** start RECORDS FOR THIS TASK **

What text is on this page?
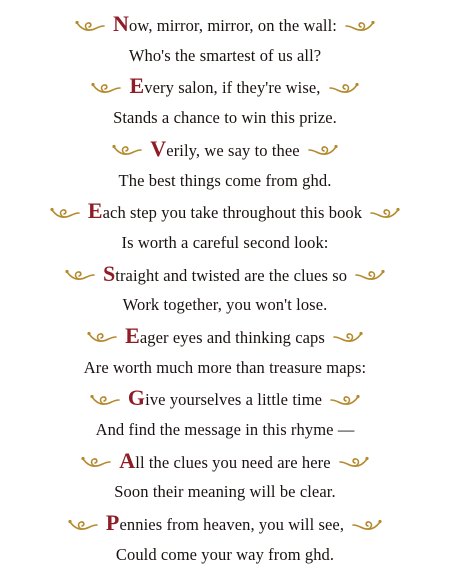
Now, mirror, mirror, on the wall:
Who's the smartest of us all?
Every salon, if they're wise,
Stands a chance to win this prize.
Verily, we say to thee
The best things come from ghd.
Each step you take throughout this book
Is worth a careful second look:
Straight and twisted are the clues so
Work together, you won't lose.
Eager eyes and thinking caps
Are worth much more than treasure maps:
Give yourselves a little time
And find the message in this rhyme —
All the clues you need are here
Soon their meaning will be clear.
Pennies from heaven, you will see,
Could come your way from ghd.
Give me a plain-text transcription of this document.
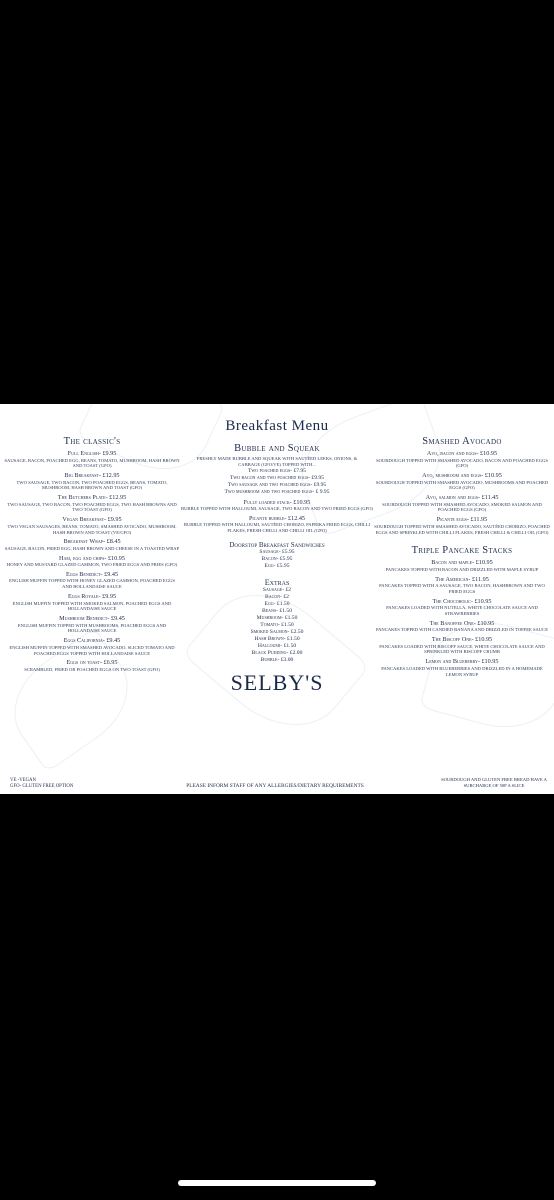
The classic's
Full English- £9.95
SAUSAGE, BACON, POACHED EGG, BEANS, TOMATO, MUSHROOM, HASH BROWN AND TOAST (GFO)
Big Breakfast- £12.95
TWO SAUSAGE, TWO BACON, TWO POACHED EGGS, BEANS, TOMATO, MUSHROOM, HASH BROWN AND TOAST (GFO)
The Butchers Plate- £12.95
TWO SAUSAGE, TWO BACON, TWO POACHED EGGS, TWO HASH BROWNS AND TWO TOAST (GFO)
Vegan Breakfast- £9.95
TWO VEGAN SAUSAGES, BEANS, TOMATO, SMASHED AVOCADO, MUSHROOM, HASH BROWN AND TOAST (VE/GFO)
Breakfast Wrap- £8.45
SAUSAGE, BACON, FRIED EGG, HASH BROWN AND CHEESE IN A TOASTED WRAP
Ham, egg and chips- £10.95
HONEY AND MUSTARD GLAZED GAMMON, TWO FRIED EGGS AND FRIES (GFO)
Eggs Benedict- £9.45
ENGLISH MUFFIN TOPPED WITH HONEY GLAZED GAMMON, POACHED EGGS AND HOLLANDAISE SAUCE
Eggs Royale- £9.95
ENGLISH MUFFIN TOPPED WITH SMOKED SALMON, POACHED EGGS AND HOLLANDAISE SAUCE
Mushroom Benedict- £9.45
ENGLISH MUFFIN TOPPED WITH MUSHROOMS, POACHED EGGS AND HOLLANDAISE SAUCE
Eggs California- £9.45
ENGLISH MUFFIN TOPPED WITH SMASHED AVOCADO, SLICED TOMATO AND POACHED EGGS TOPPED WITH HOLLANDAISE SAUCE
Eggs on toast- £6.95
SCRAMBLED, FRIED OR POACHED EGGS ON TWO TOAST (GFO)
Breakfast Menu
Bubble and Squeak
FRESHLY MADE BUBBLE AND SQUEAK WITH SAUTÉED LEEKS, ONIONS, & CABBAGE (GFO/VE) TOPPED WITH...
Two poached eggs- £7.95
Two bacon and two poached eggs- £9.95
Two sausage and two poached eggs- £9.95
Two mushroom and two poached eggs- £ 9.95
Fully loaded stack- £10.95
BUBBLE TOPPED WITH HALLOUMI, SAUSAGE, TWO BACON AND TWO FRIED EGGS (GFO)
Picante bubble- £12.45
BUBBLE TOPPED WITH HALLOUMI, SAUTÉED CHORIZO, PAPRIKA FRIED EGGS, CHILLI FLAKES, FRESH CHILLI AND CHILLI OIL (GFO)
Doorstop Breakfast Sandwiches
Sausage- £5.95
Bacon- £5.95
Egg- £5.95
Extras
Sausage- £2
Bacon- £2
Egg- £1.50
Beans- £1.50
Mushroom- £1.50
Tomato- £1.50
Smoked Salmon- £2.50
Hash Brown- £1.50
Halloumi- £1.50
Black Pudding- £2.00
Bubble- £3.00
SELBY'S
Smashed Avocado
Avo, bacon and eggs- £10.95
SOURDOUGH TOPPED WITH SMASHED AVOCADO, BACON AND POACHED EGGS (GFO)
Avo, mushroom and eggs- £10.95
SOURDOUGH TOPPED WITH SMASHED AVOCADO, MUSHROOMS AND POACHED EGGS (GFO)
Avo, salmon and eggs- £11.45
SOURDOUGH TOPPED WITH SMASHED AVOCADO, SMOKED SALMON AND POACHED EGGS (GFO)
Picante eggs- £11.95
SOURDOUGH TOPPED WITH SMASHED AVOCADO, SAUTÉED CHORIZO, POACHED EGGS AND SPRINKLED WITH CHILLI FLAKES, FRESH CHILLI & CHILLI OIL (GFO)
Triple Pancake Stacks
Bacon and maple- £10.95
PANCAKES TOPPED WITH BACON AND DRIZZLED WITH MAPLE SYRUP
The American- £11.95
PANCAKES TOPPED WITH A SAUSAGE, TWO BACON, HASHBROWN AND TWO FRIED EGGS
The Chocoholic- £10.95
PANCAKES LOADED WITH NUTELLA, WHITE CHOCOLATE SAUCE AND STRAWBERRIES
The Banoffee One- £10.95
PANCAKES TOPPED WITH CANDIED BANANA AND DRIZZLED IN TOFFEE SAUCE
The Biscoff One- £10.95
PANCAKES LOADED WITH BISCOFF SAUCE, WHITE CHOCOLATE SAUCE AND SPRINKLED WITH BISCOFF CRUMB
Lemon and Blueberry- £10.95
PANCAKES LOADED WITH BLUEBERRIES AND DRIZZLED IN A HOMEMADE LEMON SYRUP
VE -VEGAN
GFO- GLUTEN FREE OPTION	PLEASE INFORM STAFF OF ANY ALLERGIES/DIETARY REQUIREMENTS
SOURDOUGH AND GLUTEN FREE BREAD HAVE A SURCHARGE OF 50P A SLICE
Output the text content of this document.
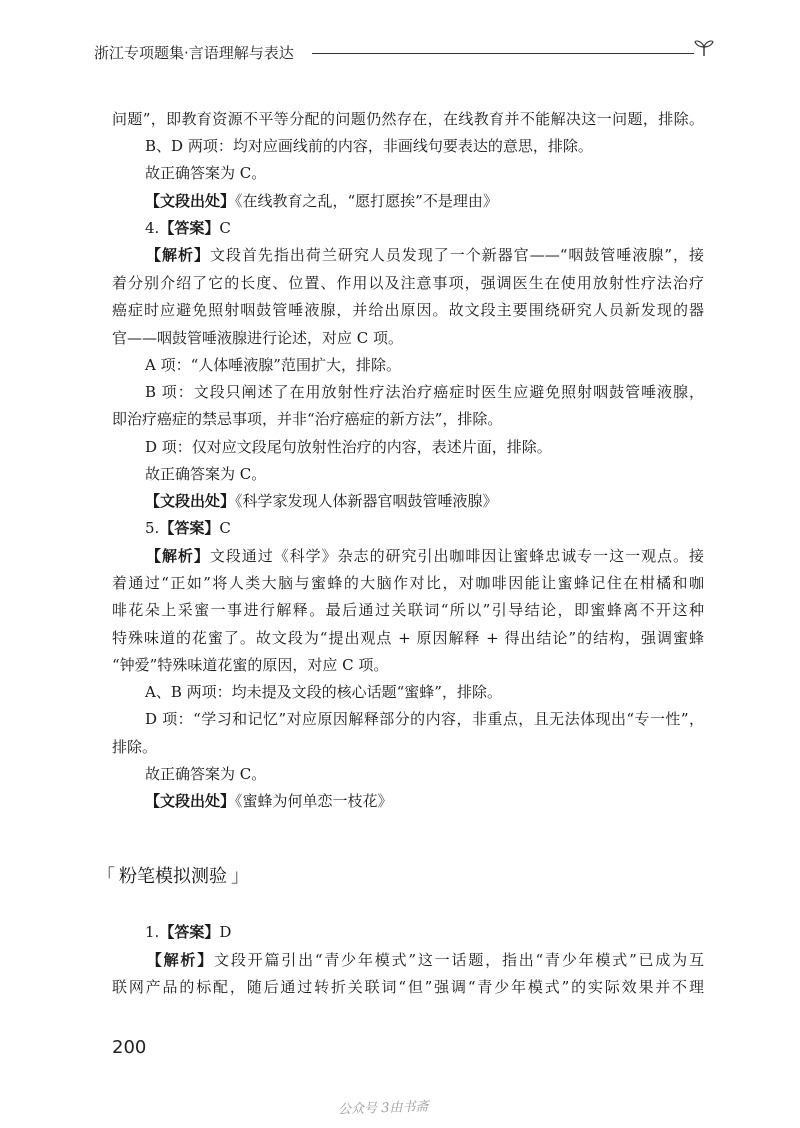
浙江专项题集·言语理解与表达
问题”，即教育资源不平等分配的问题仍然存在，在线教育并不能解决这一问题，排除。
B、D 两项：均对应画线前的内容，非画线句要表达的意思，排除。
故正确答案为 C。
【文段出处】《在线教育之乱，“愿打愿挨”不是理由》
4.【答案】C
【解析】文段首先指出荷兰研究人员发现了一个新器官——“咽鼓管唾液腺”，接
着分别介绍了它的长度、位置、作用以及注意事项，强调医生在使用放射性疗法治疗
癌症时应避免照射咽鼓管唾液腺，并给出原因。故文段主要围绕研究人员新发现的器
官——咽鼓管唾液腺进行论述，对应 C 项。
A 项：“人体唾液腺”范围扩大，排除。
B 项：文段只阐述了在用放射性疗法治疗癌症时医生应避免照射咽鼓管唾液腺，
即治疗癌症的禁忌事项，并非“治疗癌症的新方法”，排除。
D 项：仅对应文段尾句放射性治疗的内容，表述片面，排除。
故正确答案为 C。
【文段出处】《科学家发现人体新器官咽鼓管唾液腺》
5.【答案】C
【解析】文段通过《科学》杂志的研究引出咖啡因让蜜蜂忠诚专一这一观点。接
着通过“正如”将人类大脑与蜜蜂的大脑作对比，对咖啡因能让蜜蜂记住在柑橘和咖
啡花朵上采蜜一事进行解释。最后通过关联词“所以”引导结论，即蜜蜂离不开这种
特殊味道的花蜜了。故文段为“提出观点 + 原因解释 + 得出结论”的结构，强调蜜蜂
“钟爱”特殊味道花蜜的原因，对应 C 项。
A、B 两项：均未提及文段的核心话题“蜜蜂”，排除。
D 项：“学习和记忆”对应原因解释部分的内容，非重点，且无法体现出“专一性”，
排除。
故正确答案为 C。
【文段出处】《蜜蜂为何单恋一枝花》
「 粉笔模拟测验 」
1.【答案】D
【解析】文段开篇引出“青少年模式”这一话题，指出“青少年模式”已成为互
联网产品的标配，随后通过转折关联词“但”强调“青少年模式”的实际效果并不理
200
公众号 3由书斋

** end RECORDS FOR THIS TASK **

### TASK OBJECTIVE
Every record must be copied exactly, with the pictures left out.

### FINISHED ANSWER
What text is on this page?
Now, mirror, mirror, on the wall:
Who's the smartest of us all?
Every salon, if they're wise,
Stands a chance to win this prize.
Verily, we say to thee
The best things come from ghd.
Each step you take throughout this book
Is worth a careful second look:
Straight and twisted are the clues so
Work together, you won't lose.
Eager eyes and thinking caps
Are worth much more than treasure maps:
Give yourselves a little time
And find the message in this rhyme —
All the clues you need are here
Soon their meaning will be clear.
Pennies from heaven, you will see,
Could come your way from ghd.
Give me a plain-text transcription of this document.
The classic's
Full English- £9.95
SAUSAGE, BACON, POACHED EGG, BEANS, TOMATO, MUSHROOM, HASH BROWN AND TOAST (GFO)
Big Breakfast- £12.95
TWO SAUSAGE, TWO BACON, TWO POACHED EGGS, BEANS, TOMATO, MUSHROOM, HASH BROWN AND TOAST (GFO)
The Butchers Plate- £12.95
TWO SAUSAGE, TWO BACON, TWO POACHED EGGS, TWO HASH BROWNS AND TWO TOAST (GFO)
Vegan Breakfast- £9.95
TWO VEGAN SAUSAGES, BEANS, TOMATO, SMASHED AVOCADO, MUSHROOM, HASH BROWN AND TOAST (VE/GFO)
Breakfast Wrap- £8.45
SAUSAGE, BACON, FRIED EGG, HASH BROWN AND CHEESE IN A TOASTED WRAP
Ham, egg and chips- £10.95
HONEY AND MUSTARD GLAZED GAMMON, TWO FRIED EGGS AND FRIES (GFO)
Eggs Benedict- £9.45
ENGLISH MUFFIN TOPPED WITH HONEY GLAZED GAMMON, POACHED EGGS AND HOLLANDAISE SAUCE
Eggs Royale- £9.95
ENGLISH MUFFIN TOPPED WITH SMOKED SALMON, POACHED EGGS AND HOLLANDAISE SAUCE
Mushroom Benedict- £9.45
ENGLISH MUFFIN TOPPED WITH MUSHROOMS, POACHED EGGS AND HOLLANDAISE SAUCE
Eggs California- £9.45
ENGLISH MUFFIN TOPPED WITH SMASHED AVOCADO, SLICED TOMATO AND POACHED EGGS TOPPED WITH HOLLANDAISE SAUCE
Eggs on toast- £6.95
SCRAMBLED, FRIED OR POACHED EGGS ON TWO TOAST (GFO)
Breakfast Menu
Bubble and Squeak
FRESHLY MADE BUBBLE AND SQUEAK WITH SAUTÉED LEEKS, ONIONS, & CABBAGE (GFO/VE) TOPPED WITH...
Two poached eggs- £7.95
Two bacon and two poached eggs- £9.95
Two sausage and two poached eggs- £9.95
Two mushroom and two poached eggs- £ 9.95
Fully loaded stack- £10.95
BUBBLE TOPPED WITH HALLOUMI, SAUSAGE, TWO BACON AND TWO FRIED EGGS (GFO)
Picante bubble- £12.45
BUBBLE TOPPED WITH HALLOUMI, SAUTÉED CHORIZO, PAPRIKA FRIED EGGS, CHILLI FLAKES, FRESH CHILLI AND CHILLI OIL (GFO)
Doorstop Breakfast Sandwiches
Sausage- £5.95
Bacon- £5.95
Egg- £5.95
Extras
Sausage- £2
Bacon- £2
Egg- £1.50
Beans- £1.50
Mushroom- £1.50
Tomato- £1.50
Smoked Salmon- £2.50
Hash Brown- £1.50
Halloumi- £1.50
Black Pudding- £2.00
Bubble- £3.00
SELBY'S
Smashed Avocado
Avo, bacon and eggs- £10.95
SOURDOUGH TOPPED WITH SMASHED AVOCADO, BACON AND POACHED EGGS (GFO)
Avo, mushroom and eggs- £10.95
SOURDOUGH TOPPED WITH SMASHED AVOCADO, MUSHROOMS AND POACHED EGGS (GFO)
Avo, salmon and eggs- £11.45
SOURDOUGH TOPPED WITH SMASHED AVOCADO, SMOKED SALMON AND POACHED EGGS (GFO)
Picante eggs- £11.95
SOURDOUGH TOPPED WITH SMASHED AVOCADO, SAUTÉED CHORIZO, POACHED EGGS AND SPRINKLED WITH CHILLI FLAKES, FRESH CHILLI & CHILLI OIL (GFO)
Triple Pancake Stacks
Bacon and maple- £10.95
PANCAKES TOPPED WITH BACON AND DRIZZLED WITH MAPLE SYRUP
The American- £11.95
PANCAKES TOPPED WITH A SAUSAGE, TWO BACON, HASHBROWN AND TWO FRIED EGGS
The Chocoholic- £10.95
PANCAKES LOADED WITH NUTELLA, WHITE CHOCOLATE SAUCE AND STRAWBERRIES
The Banoffee One- £10.95
PANCAKES TOPPED WITH CANDIED BANANA AND DRIZZLED IN TOFFEE SAUCE
The Biscoff One- £10.95
PANCAKES LOADED WITH BISCOFF SAUCE, WHITE CHOCOLATE SAUCE AND SPRINKLED WITH BISCOFF CRUMB
Lemon and Blueberry- £10.95
PANCAKES LOADED WITH BLUEBERRIES AND DRIZZLED IN A HOMEMADE LEMON SYRUP
VE -VEGAN
GFO- GLUTEN FREE OPTION	PLEASE INFORM STAFF OF ANY ALLERGIES/DIETARY REQUIREMENTS
SOURDOUGH AND GLUTEN FREE BREAD HAVE A SURCHARGE OF 50P A SLICE
Output the text content of this document.
浙江专项题集·言语理解与表达
问题”，即教育资源不平等分配的问题仍然存在，在线教育并不能解决这一问题，排除。
B、D 两项：均对应画线前的内容，非画线句要表达的意思，排除。
故正确答案为 C。
【文段出处】《在线教育之乱，“愿打愿挨”不是理由》
4.【答案】C
【解析】文段首先指出荷兰研究人员发现了一个新器官——“咽鼓管唾液腺”，接
着分别介绍了它的长度、位置、作用以及注意事项，强调医生在使用放射性疗法治疗
癌症时应避免照射咽鼓管唾液腺，并给出原因。故文段主要围绕研究人员新发现的器
官——咽鼓管唾液腺进行论述，对应 C 项。
A 项：“人体唾液腺”范围扩大，排除。
B 项：文段只阐述了在用放射性疗法治疗癌症时医生应避免照射咽鼓管唾液腺，
即治疗癌症的禁忌事项，并非“治疗癌症的新方法”，排除。
D 项：仅对应文段尾句放射性治疗的内容，表述片面，排除。
故正确答案为 C。
【文段出处】《科学家发现人体新器官咽鼓管唾液腺》
5.【答案】C
【解析】文段通过《科学》杂志的研究引出咖啡因让蜜蜂忠诚专一这一观点。接
着通过“正如”将人类大脑与蜜蜂的大脑作对比，对咖啡因能让蜜蜂记住在柑橘和咖
啡花朵上采蜜一事进行解释。最后通过关联词“所以”引导结论，即蜜蜂离不开这种
特殊味道的花蜜了。故文段为“提出观点 + 原因解释 + 得出结论”的结构，强调蜜蜂
“钟爱”特殊味道花蜜的原因，对应 C 项。
A、B 两项：均未提及文段的核心话题“蜜蜂”，排除。
D 项：“学习和记忆”对应原因解释部分的内容，非重点，且无法体现出“专一性”，
排除。
故正确答案为 C。
【文段出处】《蜜蜂为何单恋一枝花》
「 粉笔模拟测验 」
1.【答案】D
【解析】文段开篇引出“青少年模式”这一话题，指出“青少年模式”已成为互
联网产品的标配，随后通过转折关联词“但”强调“青少年模式”的实际效果并不理
200
公众号 3由书斋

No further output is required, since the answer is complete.